- Description of the task
Copy each line below in which the string "section" occurs.

begin Dataset records

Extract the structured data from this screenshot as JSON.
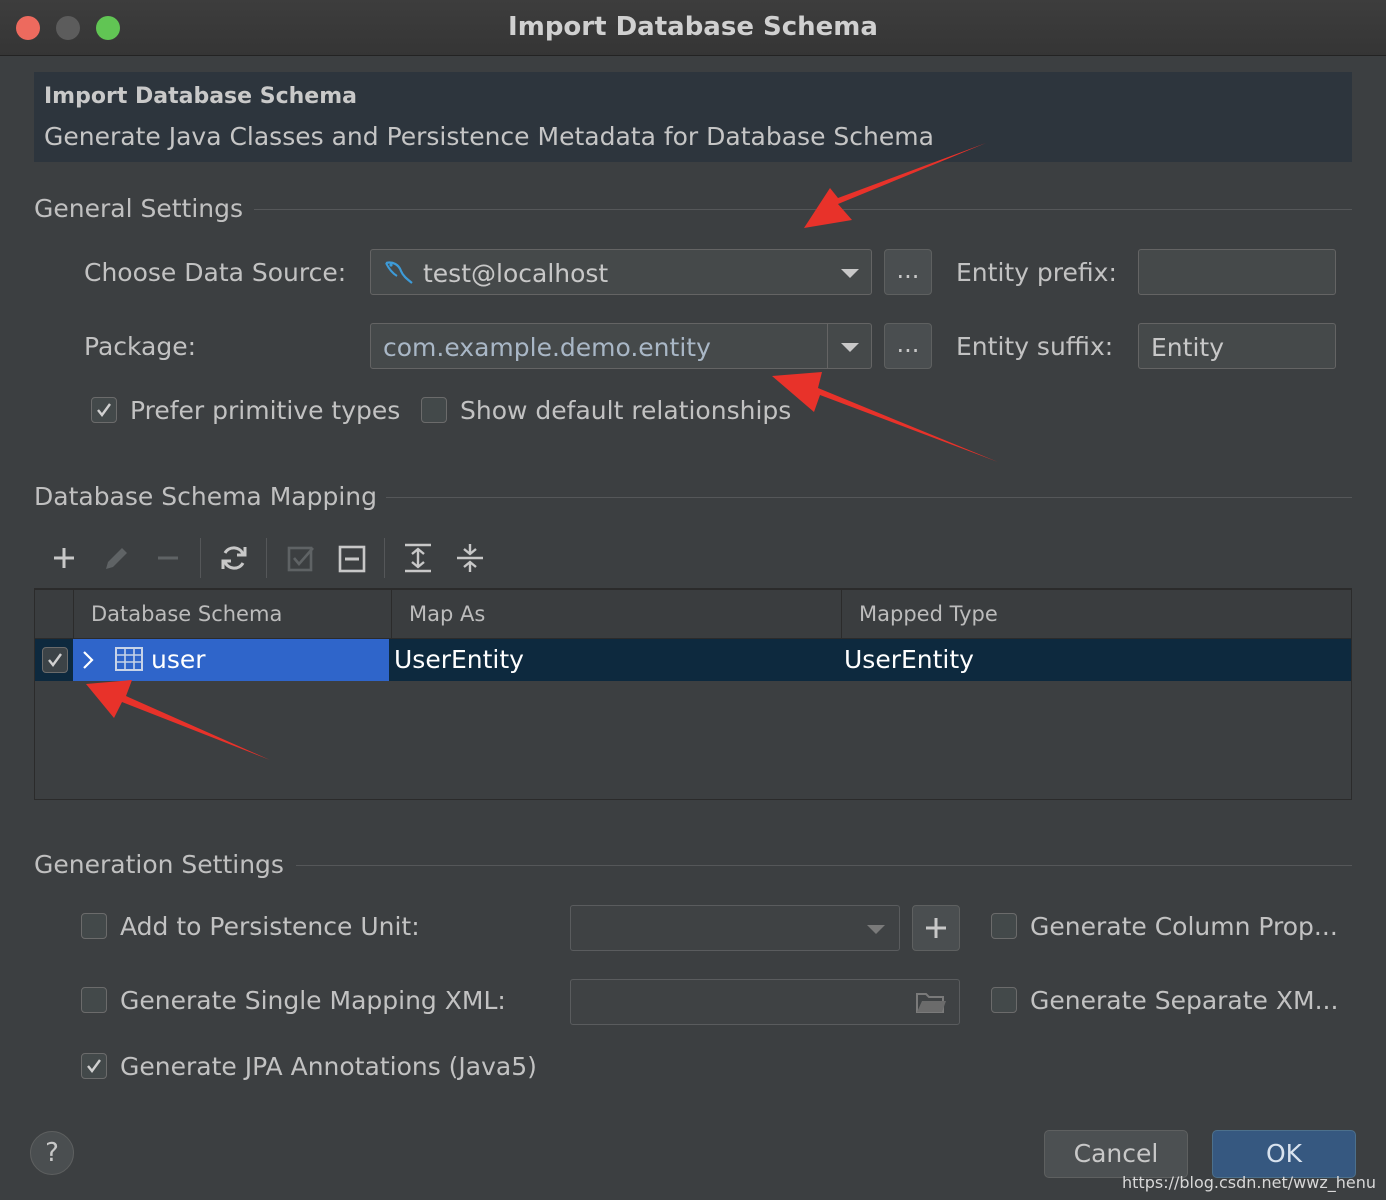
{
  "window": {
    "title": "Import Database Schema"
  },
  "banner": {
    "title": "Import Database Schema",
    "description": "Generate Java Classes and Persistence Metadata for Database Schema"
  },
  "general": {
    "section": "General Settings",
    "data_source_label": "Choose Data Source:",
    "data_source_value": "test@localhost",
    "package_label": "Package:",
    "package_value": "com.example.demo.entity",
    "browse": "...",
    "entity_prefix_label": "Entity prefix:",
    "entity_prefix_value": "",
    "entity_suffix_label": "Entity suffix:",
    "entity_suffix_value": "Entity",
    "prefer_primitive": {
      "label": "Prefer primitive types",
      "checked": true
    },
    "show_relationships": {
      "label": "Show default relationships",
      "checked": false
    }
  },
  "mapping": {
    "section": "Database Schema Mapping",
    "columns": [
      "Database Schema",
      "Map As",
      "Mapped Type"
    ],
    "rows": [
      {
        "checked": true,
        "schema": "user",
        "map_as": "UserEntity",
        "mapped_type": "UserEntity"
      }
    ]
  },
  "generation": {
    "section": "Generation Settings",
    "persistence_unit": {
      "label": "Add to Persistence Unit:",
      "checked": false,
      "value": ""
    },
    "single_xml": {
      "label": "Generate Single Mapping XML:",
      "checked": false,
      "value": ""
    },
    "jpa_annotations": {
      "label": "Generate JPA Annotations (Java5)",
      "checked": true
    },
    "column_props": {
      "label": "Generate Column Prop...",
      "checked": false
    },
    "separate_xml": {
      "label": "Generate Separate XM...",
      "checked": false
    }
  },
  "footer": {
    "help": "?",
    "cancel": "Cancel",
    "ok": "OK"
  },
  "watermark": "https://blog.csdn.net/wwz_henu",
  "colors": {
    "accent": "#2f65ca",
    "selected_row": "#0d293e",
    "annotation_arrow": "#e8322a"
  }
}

end Dataset records

- Task result
    "section": "General Settings",
    "section": "Database Schema Mapping",
    "section": "Generation Settings",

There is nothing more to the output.